━━ INPUT RECORDS

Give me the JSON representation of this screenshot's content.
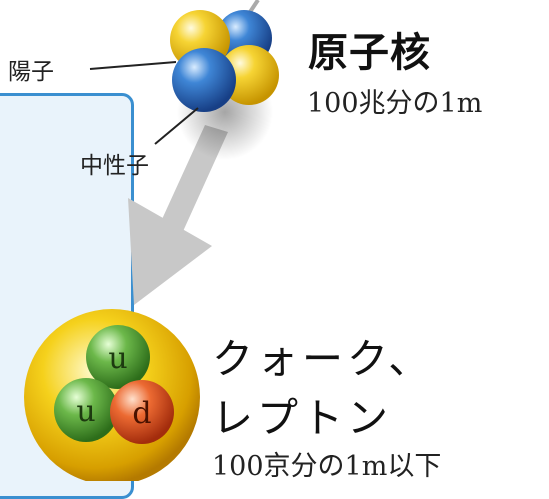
{
  "nucleus": {
    "title": "原子核",
    "size": "100兆分の1m",
    "proton_label": "陽子",
    "neutron_label": "中性子"
  },
  "quark": {
    "title_line1": "クォーク、",
    "title_line2": "レプトン",
    "size": "100京分の1m以下",
    "quark_up_1": "u",
    "quark_up_2": "u",
    "quark_down": "d"
  },
  "colors": {
    "panel_fill": "#e9f3fb",
    "panel_border": "#3a8fd0",
    "proton": "#f3c21d",
    "neutron": "#2f6fc0",
    "quark_up": "#5aa83a",
    "quark_down": "#e2582b",
    "sphere_glow": "#f5d11c",
    "arrow": "#c8c8c8"
  }
}
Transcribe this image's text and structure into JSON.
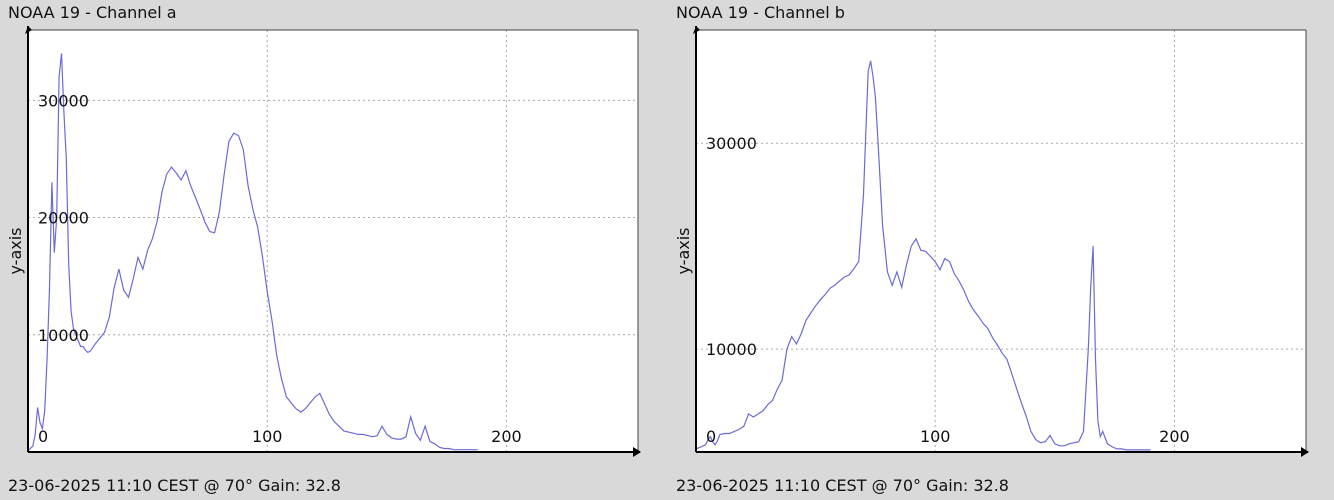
{
  "chart_data": [
    {
      "type": "line",
      "title": "NOAA 19 - Channel a",
      "footer": "23-06-2025 11:10 CEST @ 70° Gain: 32.8",
      "xlabel": "",
      "ylabel": "y-axis",
      "xlim": [
        0,
        255
      ],
      "ylim": [
        0,
        36000
      ],
      "x_ticks": [
        0,
        100,
        200
      ],
      "y_ticks": [
        10000,
        20000,
        30000
      ],
      "grid": true,
      "line_color": "#6b6bd6",
      "series": [
        {
          "x": [
            0,
            1,
            2,
            3,
            4,
            5,
            6,
            7,
            8,
            9,
            10,
            11,
            12,
            13,
            14,
            15,
            16,
            17,
            18,
            19,
            20,
            21,
            22,
            23,
            24,
            25,
            26,
            28,
            30,
            32,
            34,
            36,
            38,
            40,
            42,
            44,
            46,
            48,
            50,
            52,
            54,
            56,
            58,
            60,
            62,
            64,
            66,
            68,
            70,
            72,
            74,
            76,
            78,
            80,
            82,
            84,
            86,
            88,
            90,
            92,
            94,
            96,
            98,
            100,
            102,
            104,
            106,
            108,
            110,
            112,
            114,
            116,
            118,
            120,
            122,
            124,
            126,
            128,
            130,
            132,
            134,
            136,
            138,
            140,
            142,
            144,
            146,
            148,
            150,
            152,
            154,
            156,
            158,
            160,
            162,
            164,
            166,
            168,
            170,
            172,
            174,
            176,
            178,
            180,
            182,
            184,
            186,
            188
          ],
          "y": [
            100,
            300,
            500,
            1500,
            3800,
            2500,
            2000,
            3500,
            8000,
            14000,
            23000,
            17000,
            20000,
            32000,
            34000,
            29000,
            25000,
            16000,
            12000,
            10500,
            10000,
            9500,
            9000,
            9000,
            8700,
            8500,
            8600,
            9200,
            9700,
            10200,
            11500,
            14000,
            15600,
            13800,
            13200,
            14800,
            16600,
            15600,
            17200,
            18200,
            19700,
            22200,
            23700,
            24300,
            23800,
            23200,
            24000,
            22700,
            21700,
            20700,
            19600,
            18800,
            18700,
            20500,
            23700,
            26500,
            27200,
            27000,
            25800,
            22700,
            20700,
            19200,
            16700,
            13700,
            11200,
            8200,
            6200,
            4700,
            4200,
            3700,
            3400,
            3700,
            4200,
            4700,
            5000,
            4100,
            3200,
            2600,
            2200,
            1800,
            1700,
            1600,
            1500,
            1500,
            1400,
            1300,
            1400,
            2200,
            1500,
            1200,
            1100,
            1100,
            1300,
            3000,
            1600,
            1000,
            2200,
            900,
            700,
            400,
            300,
            300,
            200,
            200,
            200,
            200,
            200,
            200
          ],
          "name": ""
        }
      ]
    },
    {
      "type": "line",
      "title": "NOAA 19 - Channel b",
      "footer": "23-06-2025 11:10 CEST @ 70° Gain: 32.8",
      "xlabel": "",
      "ylabel": "y-axis",
      "xlim": [
        0,
        255
      ],
      "ylim": [
        0,
        41000
      ],
      "x_ticks": [
        0,
        100,
        200
      ],
      "y_ticks": [
        10000,
        30000
      ],
      "grid": true,
      "line_color": "#6b6bd6",
      "series": [
        {
          "x": [
            0,
            2,
            4,
            5,
            6,
            7,
            8,
            9,
            10,
            12,
            14,
            16,
            18,
            20,
            22,
            24,
            26,
            28,
            30,
            32,
            34,
            36,
            38,
            40,
            42,
            44,
            46,
            48,
            50,
            52,
            54,
            56,
            58,
            60,
            62,
            64,
            66,
            68,
            70,
            71,
            72,
            73,
            74,
            75,
            76,
            78,
            80,
            82,
            84,
            86,
            88,
            90,
            92,
            94,
            96,
            98,
            100,
            102,
            104,
            106,
            108,
            110,
            112,
            114,
            116,
            118,
            120,
            122,
            124,
            126,
            128,
            130,
            132,
            134,
            136,
            138,
            140,
            142,
            144,
            146,
            148,
            150,
            152,
            154,
            156,
            158,
            160,
            162,
            164,
            165,
            166,
            167,
            168,
            169,
            170,
            172,
            174,
            176,
            178,
            180,
            182,
            184,
            186,
            188,
            190
          ],
          "y": [
            300,
            500,
            700,
            1200,
            1500,
            1000,
            700,
            1100,
            1700,
            1800,
            1800,
            2000,
            2200,
            2500,
            3700,
            3400,
            3700,
            4000,
            4600,
            5000,
            6100,
            7000,
            10000,
            11200,
            10500,
            11500,
            12800,
            13500,
            14200,
            14800,
            15300,
            15900,
            16200,
            16600,
            17000,
            17200,
            17800,
            18500,
            25000,
            31000,
            37000,
            38000,
            36500,
            34500,
            30500,
            22000,
            17500,
            16200,
            17500,
            16000,
            18200,
            20000,
            20700,
            19600,
            19500,
            19000,
            18500,
            17700,
            18800,
            18500,
            17300,
            16600,
            15700,
            14600,
            13800,
            13200,
            12500,
            12000,
            11100,
            10400,
            9600,
            9000,
            7600,
            6200,
            4800,
            3500,
            2000,
            1200,
            900,
            1000,
            1600,
            800,
            600,
            600,
            800,
            900,
            1000,
            2000,
            10000,
            16000,
            20000,
            9000,
            3000,
            1500,
            2000,
            800,
            500,
            300,
            300,
            200,
            200,
            200,
            200,
            200,
            200
          ],
          "name": ""
        }
      ]
    }
  ]
}
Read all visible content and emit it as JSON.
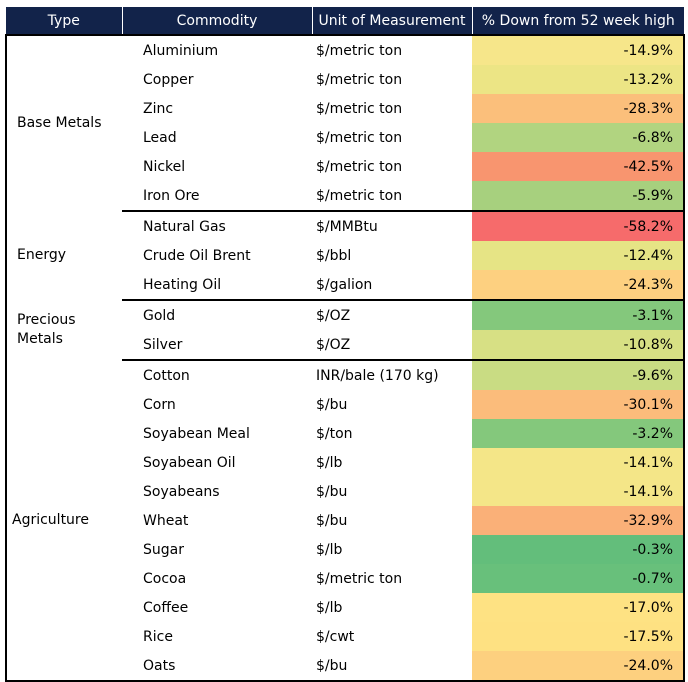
{
  "headers": [
    "Type",
    "Commodity",
    "Unit of Measurement",
    "% Down from 52 week high"
  ],
  "groups": [
    {
      "type": "Base Metals",
      "rows": [
        {
          "commodity": "Aluminium",
          "unit": "$/metric ton",
          "pct": "-14.9%",
          "value": -14.9,
          "color": "#f6e68a"
        },
        {
          "commodity": "Copper",
          "unit": "$/metric ton",
          "pct": "-13.2%",
          "value": -13.2,
          "color": "#ece585"
        },
        {
          "commodity": "Zinc",
          "unit": "$/metric ton",
          "pct": "-28.3%",
          "value": -28.3,
          "color": "#fbbf7b"
        },
        {
          "commodity": "Lead",
          "unit": "$/metric ton",
          "pct": "-6.8%",
          "value": -6.8,
          "color": "#b1d480"
        },
        {
          "commodity": "Nickel",
          "unit": "$/metric ton",
          "pct": "-42.5%",
          "value": -42.5,
          "color": "#f8956f"
        },
        {
          "commodity": "Iron Ore",
          "unit": "$/metric ton",
          "pct": "-5.9%",
          "value": -5.9,
          "color": "#a7d07e"
        }
      ]
    },
    {
      "type": "Energy",
      "rows": [
        {
          "commodity": "Natural Gas",
          "unit": "$/MMBtu",
          "pct": "-58.2%",
          "value": -58.2,
          "color": "#f66b6b"
        },
        {
          "commodity": "Crude Oil Brent",
          "unit": "$/bbl",
          "pct": "-12.4%",
          "value": -12.4,
          "color": "#e6e485"
        },
        {
          "commodity": "Heating Oil",
          "unit": "$/galion",
          "pct": "-24.3%",
          "value": -24.3,
          "color": "#fdd080"
        }
      ]
    },
    {
      "type": "Precious Metals",
      "rows": [
        {
          "commodity": "Gold",
          "unit": "$/OZ",
          "pct": "-3.1%",
          "value": -3.1,
          "color": "#84c87c"
        },
        {
          "commodity": "Silver",
          "unit": "$/OZ",
          "pct": "-10.8%",
          "value": -10.8,
          "color": "#d7e084"
        }
      ]
    },
    {
      "type": "Agriculture",
      "rows": [
        {
          "commodity": "Cotton",
          "unit": "INR/bale (170 kg)",
          "pct": "-9.6%",
          "value": -9.6,
          "color": "#c9dc83"
        },
        {
          "commodity": "Corn",
          "unit": "$/bu",
          "pct": "-30.1%",
          "value": -30.1,
          "color": "#fbbc7b"
        },
        {
          "commodity": "Soyabean Meal",
          "unit": "$/ton",
          "pct": "-3.2%",
          "value": -3.2,
          "color": "#84c87c"
        },
        {
          "commodity": "Soyabean Oil",
          "unit": "$/lb",
          "pct": "-14.1%",
          "value": -14.1,
          "color": "#f4e688"
        },
        {
          "commodity": "Soyabeans",
          "unit": "$/bu",
          "pct": "-14.1%",
          "value": -14.1,
          "color": "#f4e688"
        },
        {
          "commodity": "Wheat",
          "unit": "$/bu",
          "pct": "-32.9%",
          "value": -32.9,
          "color": "#fab078"
        },
        {
          "commodity": "Sugar",
          "unit": "$/lb",
          "pct": "-0.3%",
          "value": -0.3,
          "color": "#63be7b"
        },
        {
          "commodity": "Cocoa",
          "unit": "$/metric ton",
          "pct": "-0.7%",
          "value": -0.7,
          "color": "#68c07b"
        },
        {
          "commodity": "Coffee",
          "unit": "$/lb",
          "pct": "-17.0%",
          "value": -17.0,
          "color": "#fee283"
        },
        {
          "commodity": "Rice",
          "unit": "$/cwt",
          "pct": "-17.5%",
          "value": -17.5,
          "color": "#fee182"
        },
        {
          "commodity": "Oats",
          "unit": "$/bu",
          "pct": "-24.0%",
          "value": -24.0,
          "color": "#fdd07f"
        }
      ]
    }
  ]
}
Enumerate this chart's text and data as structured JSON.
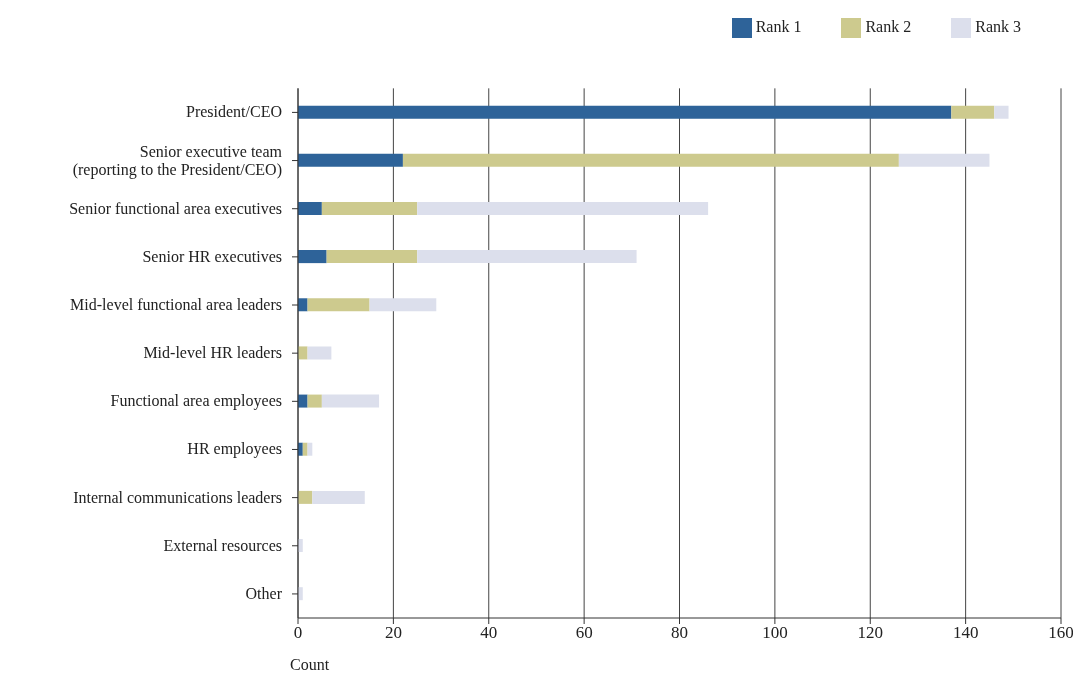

━━━━

— WHAT YOU WILL DO —
Track down every line holding the string "text" and copy it.

— RESULT FOR THIS TASK —
Transcribe this image's text and structure into JSON.
Enumerate this chart's text and data as structured JSON.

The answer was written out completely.